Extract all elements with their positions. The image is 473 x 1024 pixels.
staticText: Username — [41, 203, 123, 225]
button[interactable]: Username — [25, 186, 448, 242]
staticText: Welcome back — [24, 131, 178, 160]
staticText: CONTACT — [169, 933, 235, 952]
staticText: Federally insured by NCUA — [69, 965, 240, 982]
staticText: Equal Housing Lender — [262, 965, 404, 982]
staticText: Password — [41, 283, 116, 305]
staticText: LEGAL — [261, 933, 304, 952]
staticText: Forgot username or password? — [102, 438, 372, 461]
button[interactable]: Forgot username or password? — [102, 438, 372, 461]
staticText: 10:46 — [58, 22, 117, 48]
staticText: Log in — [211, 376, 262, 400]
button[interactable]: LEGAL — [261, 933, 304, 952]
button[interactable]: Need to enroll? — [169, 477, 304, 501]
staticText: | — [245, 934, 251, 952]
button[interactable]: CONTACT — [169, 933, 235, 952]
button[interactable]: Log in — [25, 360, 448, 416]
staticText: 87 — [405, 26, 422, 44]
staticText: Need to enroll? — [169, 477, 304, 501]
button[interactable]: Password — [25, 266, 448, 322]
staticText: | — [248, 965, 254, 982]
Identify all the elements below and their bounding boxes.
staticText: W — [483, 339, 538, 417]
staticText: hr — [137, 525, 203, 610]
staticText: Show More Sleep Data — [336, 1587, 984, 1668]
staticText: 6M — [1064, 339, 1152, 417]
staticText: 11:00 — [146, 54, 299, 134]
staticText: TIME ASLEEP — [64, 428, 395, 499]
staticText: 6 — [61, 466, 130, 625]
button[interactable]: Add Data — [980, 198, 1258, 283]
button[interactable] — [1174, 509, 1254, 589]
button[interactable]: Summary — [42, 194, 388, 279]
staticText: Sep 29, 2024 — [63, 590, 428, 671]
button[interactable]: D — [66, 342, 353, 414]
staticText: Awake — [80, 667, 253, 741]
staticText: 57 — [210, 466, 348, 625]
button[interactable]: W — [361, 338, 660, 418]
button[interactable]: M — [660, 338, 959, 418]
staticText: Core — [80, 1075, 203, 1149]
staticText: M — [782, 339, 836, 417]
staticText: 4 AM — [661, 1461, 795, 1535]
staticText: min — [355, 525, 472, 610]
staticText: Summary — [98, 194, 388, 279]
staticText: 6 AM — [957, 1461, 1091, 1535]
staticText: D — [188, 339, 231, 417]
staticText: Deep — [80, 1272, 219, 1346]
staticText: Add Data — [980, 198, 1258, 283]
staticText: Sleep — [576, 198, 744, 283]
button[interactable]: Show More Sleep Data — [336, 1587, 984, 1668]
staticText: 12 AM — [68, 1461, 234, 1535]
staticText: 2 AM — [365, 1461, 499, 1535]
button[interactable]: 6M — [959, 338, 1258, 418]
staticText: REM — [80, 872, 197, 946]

----

Required task:
Rewrite all of the lines above with "elements" changed to "items" wherever it occurs, leaving everything else the same.

Finished answer:
Extract all items with their positions. The image is 473 x 1024 pixels.
staticText: Username — [41, 203, 123, 225]
button[interactable]: Username — [25, 186, 448, 242]
staticText: Welcome back — [24, 131, 178, 160]
staticText: CONTACT — [169, 933, 235, 952]
staticText: Federally insured by NCUA — [69, 965, 240, 982]
staticText: Equal Housing Lender — [262, 965, 404, 982]
staticText: Password — [41, 283, 116, 305]
staticText: LEGAL — [261, 933, 304, 952]
staticText: Forgot username or password? — [102, 438, 372, 461]
button[interactable]: Forgot username or password? — [102, 438, 372, 461]
staticText: 10:46 — [58, 22, 117, 48]
staticText: Log in — [211, 376, 262, 400]
button[interactable]: LEGAL — [261, 933, 304, 952]
button[interactable]: Need to enroll? — [169, 477, 304, 501]
staticText: | — [245, 934, 251, 952]
button[interactable]: CONTACT — [169, 933, 235, 952]
button[interactable]: Log in — [25, 360, 448, 416]
staticText: 87 — [405, 26, 422, 44]
staticText: Need to enroll? — [169, 477, 304, 501]
button[interactable]: Password — [25, 266, 448, 322]
staticText: | — [248, 965, 254, 982]
Identify all the items below and their bounding boxes.
staticText: W — [483, 339, 538, 417]
staticText: hr — [137, 525, 203, 610]
staticText: Show More Sleep Data — [336, 1587, 984, 1668]
staticText: 6M — [1064, 339, 1152, 417]
staticText: 11:00 — [146, 54, 299, 134]
staticText: TIME ASLEEP — [64, 428, 395, 499]
staticText: 6 — [61, 466, 130, 625]
button[interactable]: Add Data — [980, 198, 1258, 283]
button[interactable] — [1174, 509, 1254, 589]
button[interactable]: Summary — [42, 194, 388, 279]
staticText: Sep 29, 2024 — [63, 590, 428, 671]
button[interactable]: D — [66, 342, 353, 414]
staticText: Awake — [80, 667, 253, 741]
staticText: 57 — [210, 466, 348, 625]
button[interactable]: W — [361, 338, 660, 418]
button[interactable]: M — [660, 338, 959, 418]
staticText: Core — [80, 1075, 203, 1149]
staticText: M — [782, 339, 836, 417]
staticText: 4 AM — [661, 1461, 795, 1535]
staticText: min — [355, 525, 472, 610]
staticText: Summary — [98, 194, 388, 279]
staticText: 6 AM — [957, 1461, 1091, 1535]
staticText: D — [188, 339, 231, 417]
staticText: Deep — [80, 1272, 219, 1346]
staticText: Add Data — [980, 198, 1258, 283]
staticText: Sleep — [576, 198, 744, 283]
button[interactable]: Show More Sleep Data — [336, 1587, 984, 1668]
staticText: 12 AM — [68, 1461, 234, 1535]
staticText: 2 AM — [365, 1461, 499, 1535]
button[interactable]: 6M — [959, 338, 1258, 418]
staticText: REM — [80, 872, 197, 946]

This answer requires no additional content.